[Collected data entries]

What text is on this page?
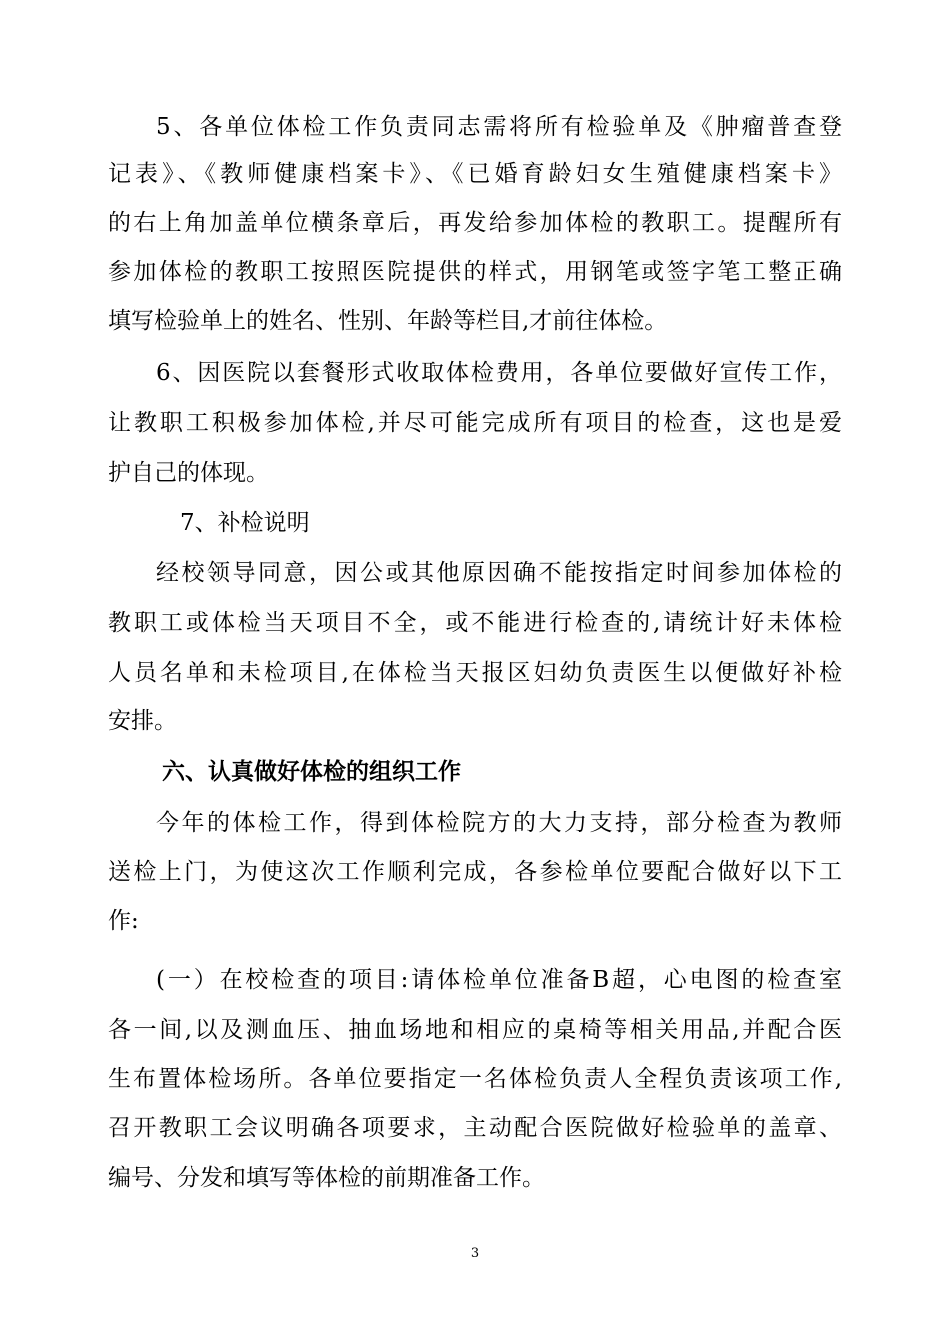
5、各单位体检工作负责同志需将所有检验单及《肿瘤普查登
记表》、《教师健康档案卡》、《已婚育龄妇女生殖健康档案卡》
的右上角加盖单位横条章后，再发给参加体检的教职工。提醒所有
参加体检的教职工按照医院提供的样式，用钢笔或签字笔工整正确
填写检验单上的姓名、性别、年龄等栏目,才前往体检。
6、因医院以套餐形式收取体检费用，各单位要做好宣传工作，
让教职工积极参加体检,并尽可能完成所有项目的检查，这也是爱
护自己的体现。
7、补检说明
经校领导同意，因公或其他原因确不能按指定时间参加体检的
教职工或体检当天项目不全，或不能进行检查的,请统计好未体检
人员名单和未检项目,在体检当天报区妇幼负责医生以便做好补检
安排。
六、认真做好体检的组织工作
今年的体检工作，得到体检院方的大力支持，部分检查为教师
送检上门，为使这次工作顺利完成，各参检单位要配合做好以下工
作:
(一）在校检查的项目:请体检单位准备B超，心电图的检查室
各一间,以及测血压、抽血场地和相应的桌椅等相关用品,并配合医
生布置体检场所。各单位要指定一名体检负责人全程负责该项工作,
召开教职工会议明确各项要求，主动配合医院做好检验单的盖章、
编号、分发和填写等体检的前期准备工作。
3
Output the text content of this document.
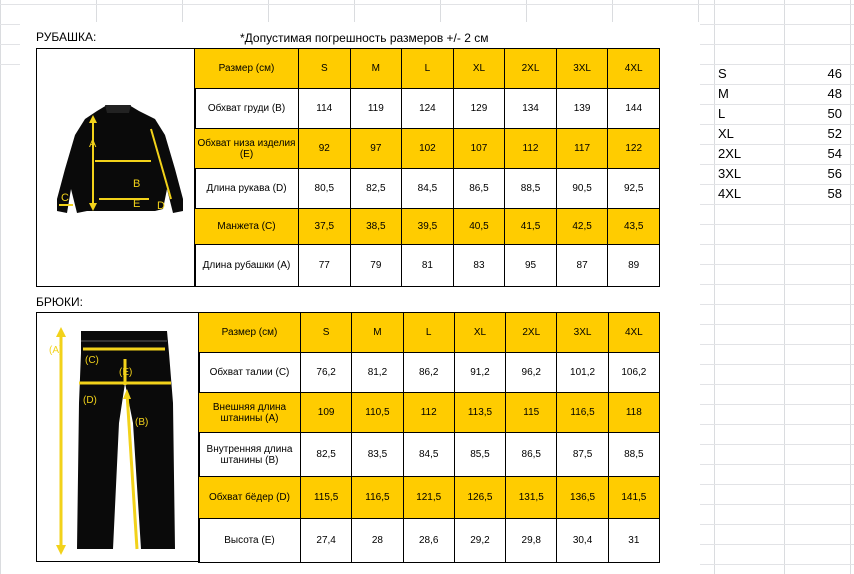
РУБАШКА:	*Допустимая погрешность размеров +/- 2 см
A
B
E
C
D
Размер (см)	S	M	L	XL	2XL	3XL	4XL
Обхват груди (B)	114	119	124	129	134	139	144
Обхват низа изделия (E)	92	97	102	107	112	117	122
Длина рукава (D)	80,5	82,5	84,5	86,5	88,5	90,5	92,5
Манжета (C)	37,5	38,5	39,5	40,5	41,5	42,5	43,5
Длина рубашки (A)	77	79	81	83	95	87	89
БРЮКИ:
(A)
(C)
(E)
(D)
(B)
Размер (см)	S	M	L	XL	2XL	3XL	4XL
Обхват талии (C)	76,2	81,2	86,2	91,2	96,2	101,2	106,2
Внешняя длина штанины (A)	109	110,5	112	113,5	115	116,5	118
Внутренняя длина штанины (B)	82,5	83,5	84,5	85,5	86,5	87,5	88,5
Обхват бёдер (D)	115,5	116,5	121,5	126,5	131,5	136,5	141,5
Высота (E)	27,4	28	28,6	29,2	29,8	30,4	31
S	46
M	48
L	50
XL	52
2XL	54
3XL	56
4XL	58
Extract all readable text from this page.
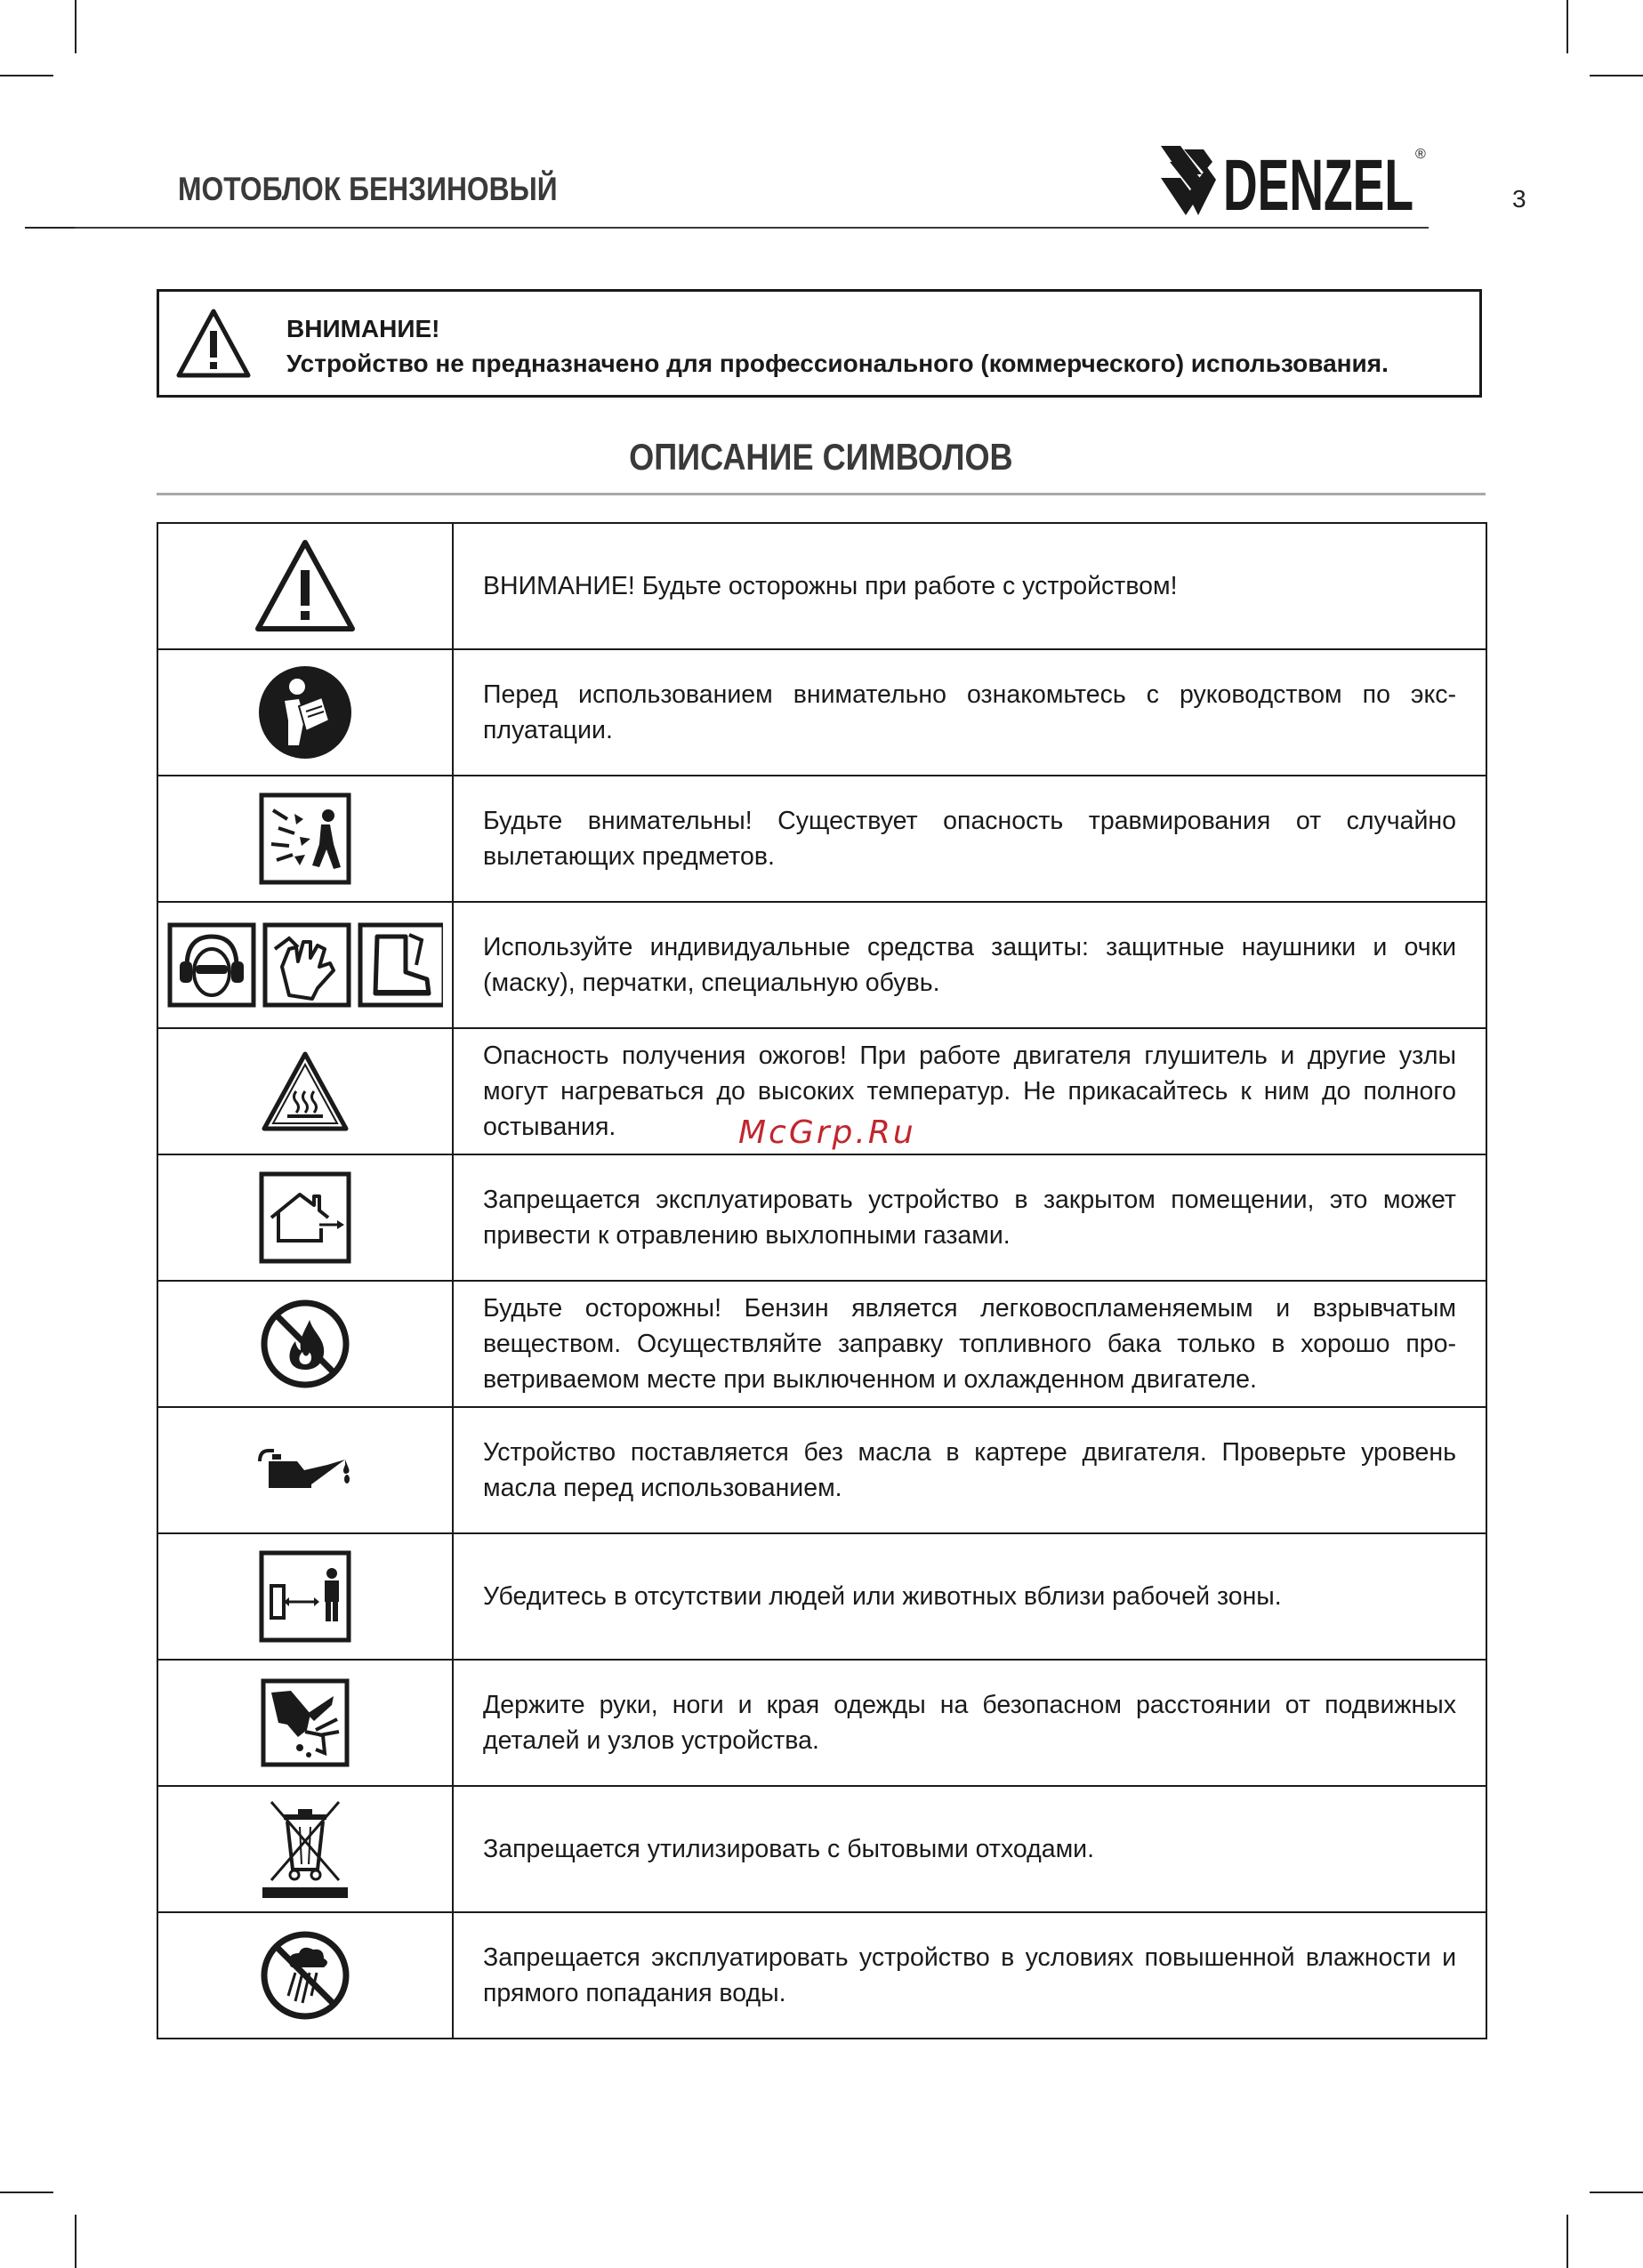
МОТОБЛОК БЕНЗИНОВЫЙ	DENZEL ®
3
ВНИМАНИЕ!
Устройство не предназначено для профессионального (коммерческого) использования.
ОПИСАНИЕ СИМВОЛОВ
	ВНИМАНИЕ! Будьте осторожны при работе с устройством!
	Перед использованием внимательно ознакомьтесь с руководством по эксплуатации.
	Будьте внимательны! Существует опасность травмирования от случайно вылетающих предметов.
	Используйте индивидуальные средства защиты: защитные наушники и очки (маску), перчатки, специальную обувь.
	Опасность получения ожогов! При работе двигателя глушитель и другие узлы могут нагреваться до высоких температур. Не прикасайтесь к ним до полного остывания.
	Запрещается эксплуатировать устройство в закрытом помещении, это может привести к отравлению выхлопными газами.
	Будьте осторожны! Бензин является легковоспламеняемым и взрывчатым веществом. Осуществляйте заправку топливного бака только в хорошо проветриваемом месте при выключенном и охлажденном двигателе.
	Устройство поставляется без масла в картере двигателя. Проверьте уровень масла перед использованием.
	Убедитесь в отсутствии людей или животных вблизи рабочей зоны.
	Держите руки, ноги и края одежды на безопасном расстоянии от подвижных деталей и узлов устройства.
	Запрещается утилизировать с бытовыми отходами.
	Запрещается эксплуатировать устройство в условиях повышенной влажности и прямого попадания воды.
McGrp.Ru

## TASK TO COMPLETE:
Leave out all pictures and retype precisely the lines that run from the line containing "Extract all readable text from this page." to the last line of the records.

## WRITTEN REPLY:
Extract all readable text from this page.
МОТОБЛОК БЕНЗИНОВЫЙ	DENZEL ®
3
ВНИМАНИЕ!
Устройство не предназначено для профессионального (коммерческого) использования.
ОПИСАНИЕ СИМВОЛОВ
	ВНИМАНИЕ! Будьте осторожны при работе с устройством!
	Перед использованием внимательно ознакомьтесь с руководством по эксплуатации.
	Будьте внимательны! Существует опасность травмирования от случайно вылетающих предметов.
	Используйте индивидуальные средства защиты: защитные наушники и очки (маску), перчатки, специальную обувь.
	Опасность получения ожогов! При работе двигателя глушитель и другие узлы могут нагреваться до высоких температур. Не прикасайтесь к ним до полного остывания.
	Запрещается эксплуатировать устройство в закрытом помещении, это может привести к отравлению выхлопными газами.
	Будьте осторожны! Бензин является легковоспламеняемым и взрывчатым веществом. Осуществляйте заправку топливного бака только в хорошо проветриваемом месте при выключенном и охлажденном двигателе.
	Устройство поставляется без масла в картере двигателя. Проверьте уровень масла перед использованием.
	Убедитесь в отсутствии людей или животных вблизи рабочей зоны.
	Держите руки, ноги и края одежды на безопасном расстоянии от подвижных деталей и узлов устройства.
	Запрещается утилизировать с бытовыми отходами.
	Запрещается эксплуатировать устройство в условиях повышенной влажности и прямого попадания воды.
McGrp.Ru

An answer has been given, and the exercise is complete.